Data for this exercise

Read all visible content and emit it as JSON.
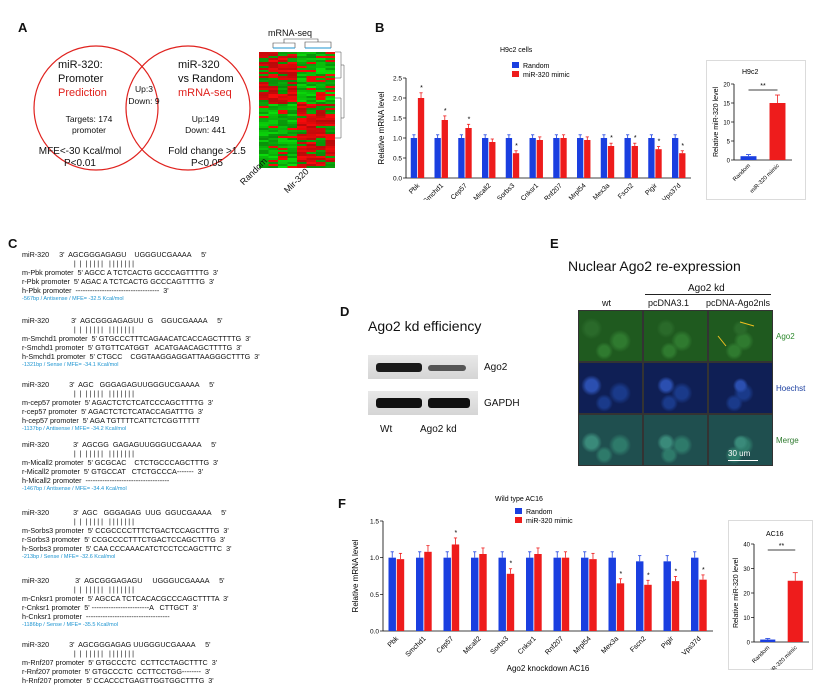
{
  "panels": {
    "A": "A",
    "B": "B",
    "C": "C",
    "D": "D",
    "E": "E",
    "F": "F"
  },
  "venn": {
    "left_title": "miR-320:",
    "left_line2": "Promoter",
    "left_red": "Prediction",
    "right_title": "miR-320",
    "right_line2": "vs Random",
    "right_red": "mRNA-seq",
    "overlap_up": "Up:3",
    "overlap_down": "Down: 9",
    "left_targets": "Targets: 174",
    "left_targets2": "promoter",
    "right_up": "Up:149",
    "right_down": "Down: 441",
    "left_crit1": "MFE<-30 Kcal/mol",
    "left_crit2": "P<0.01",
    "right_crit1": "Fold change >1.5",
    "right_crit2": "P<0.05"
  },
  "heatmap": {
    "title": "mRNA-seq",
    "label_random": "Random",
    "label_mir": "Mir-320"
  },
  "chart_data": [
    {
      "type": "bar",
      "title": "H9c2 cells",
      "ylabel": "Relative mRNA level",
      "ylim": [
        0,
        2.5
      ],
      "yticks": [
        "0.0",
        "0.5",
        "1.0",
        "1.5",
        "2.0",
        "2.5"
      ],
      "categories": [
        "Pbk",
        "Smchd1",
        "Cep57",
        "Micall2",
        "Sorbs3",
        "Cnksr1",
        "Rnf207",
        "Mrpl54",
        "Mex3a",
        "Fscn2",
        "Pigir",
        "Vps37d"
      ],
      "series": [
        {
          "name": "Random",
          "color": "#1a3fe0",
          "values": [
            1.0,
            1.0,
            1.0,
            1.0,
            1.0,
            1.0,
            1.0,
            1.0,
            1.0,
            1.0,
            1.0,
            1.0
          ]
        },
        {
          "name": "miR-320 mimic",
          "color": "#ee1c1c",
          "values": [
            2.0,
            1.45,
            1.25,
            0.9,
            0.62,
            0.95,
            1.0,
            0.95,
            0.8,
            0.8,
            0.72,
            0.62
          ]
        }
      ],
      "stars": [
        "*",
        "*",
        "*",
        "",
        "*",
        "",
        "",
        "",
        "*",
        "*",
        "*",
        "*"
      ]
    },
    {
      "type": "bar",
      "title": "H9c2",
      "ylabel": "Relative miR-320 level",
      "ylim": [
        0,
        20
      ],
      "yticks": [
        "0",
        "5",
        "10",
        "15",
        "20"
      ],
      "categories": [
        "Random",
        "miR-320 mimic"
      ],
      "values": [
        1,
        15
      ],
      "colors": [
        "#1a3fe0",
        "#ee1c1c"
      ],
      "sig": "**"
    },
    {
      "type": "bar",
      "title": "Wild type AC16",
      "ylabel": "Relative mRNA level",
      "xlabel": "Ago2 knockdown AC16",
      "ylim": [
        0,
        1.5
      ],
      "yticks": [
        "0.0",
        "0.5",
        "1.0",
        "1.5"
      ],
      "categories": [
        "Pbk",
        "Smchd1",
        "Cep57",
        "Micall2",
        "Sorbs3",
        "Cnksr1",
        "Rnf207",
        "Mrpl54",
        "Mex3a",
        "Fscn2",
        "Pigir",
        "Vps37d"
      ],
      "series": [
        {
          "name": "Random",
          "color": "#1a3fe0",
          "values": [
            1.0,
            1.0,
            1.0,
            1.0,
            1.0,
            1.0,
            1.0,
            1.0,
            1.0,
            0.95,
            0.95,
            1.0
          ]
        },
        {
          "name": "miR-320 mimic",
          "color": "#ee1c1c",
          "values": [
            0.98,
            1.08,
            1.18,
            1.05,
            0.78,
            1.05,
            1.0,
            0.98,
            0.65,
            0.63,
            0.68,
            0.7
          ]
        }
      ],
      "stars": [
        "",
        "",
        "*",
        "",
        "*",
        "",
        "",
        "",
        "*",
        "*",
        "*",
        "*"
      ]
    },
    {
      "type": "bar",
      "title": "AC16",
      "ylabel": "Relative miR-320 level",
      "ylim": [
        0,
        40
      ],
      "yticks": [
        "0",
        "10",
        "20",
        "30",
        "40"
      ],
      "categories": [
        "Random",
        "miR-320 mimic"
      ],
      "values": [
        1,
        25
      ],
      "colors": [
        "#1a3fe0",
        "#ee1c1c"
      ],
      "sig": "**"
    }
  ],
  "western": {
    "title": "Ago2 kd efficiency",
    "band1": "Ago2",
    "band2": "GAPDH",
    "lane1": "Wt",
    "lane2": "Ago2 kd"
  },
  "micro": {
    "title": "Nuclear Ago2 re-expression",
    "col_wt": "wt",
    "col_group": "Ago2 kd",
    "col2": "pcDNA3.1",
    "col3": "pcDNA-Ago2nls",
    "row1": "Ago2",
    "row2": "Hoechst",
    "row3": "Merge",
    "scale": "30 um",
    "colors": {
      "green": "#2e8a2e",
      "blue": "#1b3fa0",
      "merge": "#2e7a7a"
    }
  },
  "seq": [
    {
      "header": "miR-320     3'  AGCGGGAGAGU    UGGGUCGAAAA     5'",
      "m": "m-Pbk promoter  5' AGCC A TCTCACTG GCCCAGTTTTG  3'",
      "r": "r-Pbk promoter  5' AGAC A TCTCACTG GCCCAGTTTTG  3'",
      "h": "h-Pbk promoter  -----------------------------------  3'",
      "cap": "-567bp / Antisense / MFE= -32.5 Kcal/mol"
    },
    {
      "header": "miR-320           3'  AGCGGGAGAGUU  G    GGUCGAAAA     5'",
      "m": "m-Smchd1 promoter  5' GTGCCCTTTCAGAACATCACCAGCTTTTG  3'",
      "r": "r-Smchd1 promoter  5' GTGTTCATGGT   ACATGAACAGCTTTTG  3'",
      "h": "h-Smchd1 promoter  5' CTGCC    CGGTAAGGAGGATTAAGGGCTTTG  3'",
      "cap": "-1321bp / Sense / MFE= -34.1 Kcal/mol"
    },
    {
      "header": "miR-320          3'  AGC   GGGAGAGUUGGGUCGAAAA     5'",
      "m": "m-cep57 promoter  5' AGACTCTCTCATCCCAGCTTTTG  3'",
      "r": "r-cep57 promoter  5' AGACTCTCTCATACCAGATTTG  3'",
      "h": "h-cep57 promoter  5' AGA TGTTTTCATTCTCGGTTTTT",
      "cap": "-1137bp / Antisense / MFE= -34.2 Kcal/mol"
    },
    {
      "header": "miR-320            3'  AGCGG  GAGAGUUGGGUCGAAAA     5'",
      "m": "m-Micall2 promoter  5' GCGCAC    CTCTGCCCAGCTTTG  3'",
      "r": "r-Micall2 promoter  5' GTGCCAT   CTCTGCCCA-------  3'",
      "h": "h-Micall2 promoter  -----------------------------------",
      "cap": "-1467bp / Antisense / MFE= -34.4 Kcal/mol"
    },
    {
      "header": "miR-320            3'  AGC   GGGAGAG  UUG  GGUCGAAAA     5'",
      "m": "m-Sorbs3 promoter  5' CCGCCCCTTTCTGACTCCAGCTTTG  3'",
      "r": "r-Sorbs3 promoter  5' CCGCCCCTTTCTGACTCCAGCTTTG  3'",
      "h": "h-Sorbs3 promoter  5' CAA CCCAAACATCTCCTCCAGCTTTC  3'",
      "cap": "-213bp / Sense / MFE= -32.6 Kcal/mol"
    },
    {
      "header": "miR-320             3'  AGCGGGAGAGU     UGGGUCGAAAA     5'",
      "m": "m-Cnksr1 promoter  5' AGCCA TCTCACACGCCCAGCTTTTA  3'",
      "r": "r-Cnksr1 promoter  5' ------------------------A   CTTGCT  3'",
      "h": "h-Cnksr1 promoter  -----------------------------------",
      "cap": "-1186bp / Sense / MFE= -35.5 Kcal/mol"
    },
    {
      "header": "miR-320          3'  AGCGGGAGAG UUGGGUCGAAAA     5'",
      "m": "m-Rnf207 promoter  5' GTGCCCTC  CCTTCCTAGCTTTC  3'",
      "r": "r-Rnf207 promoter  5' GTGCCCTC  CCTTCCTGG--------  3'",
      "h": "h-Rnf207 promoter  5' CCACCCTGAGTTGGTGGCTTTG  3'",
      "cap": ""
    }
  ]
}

Problem details
The lines to copy are those in the records above containing the word "CCGCCCCTTTCTGACTCCAGCTTTG".

Solution for this task
      "m": "m-Sorbs3 promoter  5' CCGCCCCTTTCTGACTCCAGCTTTG  3'",
      "r": "r-Sorbs3 promoter  5' CCGCCCCTTTCTGACTCCAGCTTTG  3'",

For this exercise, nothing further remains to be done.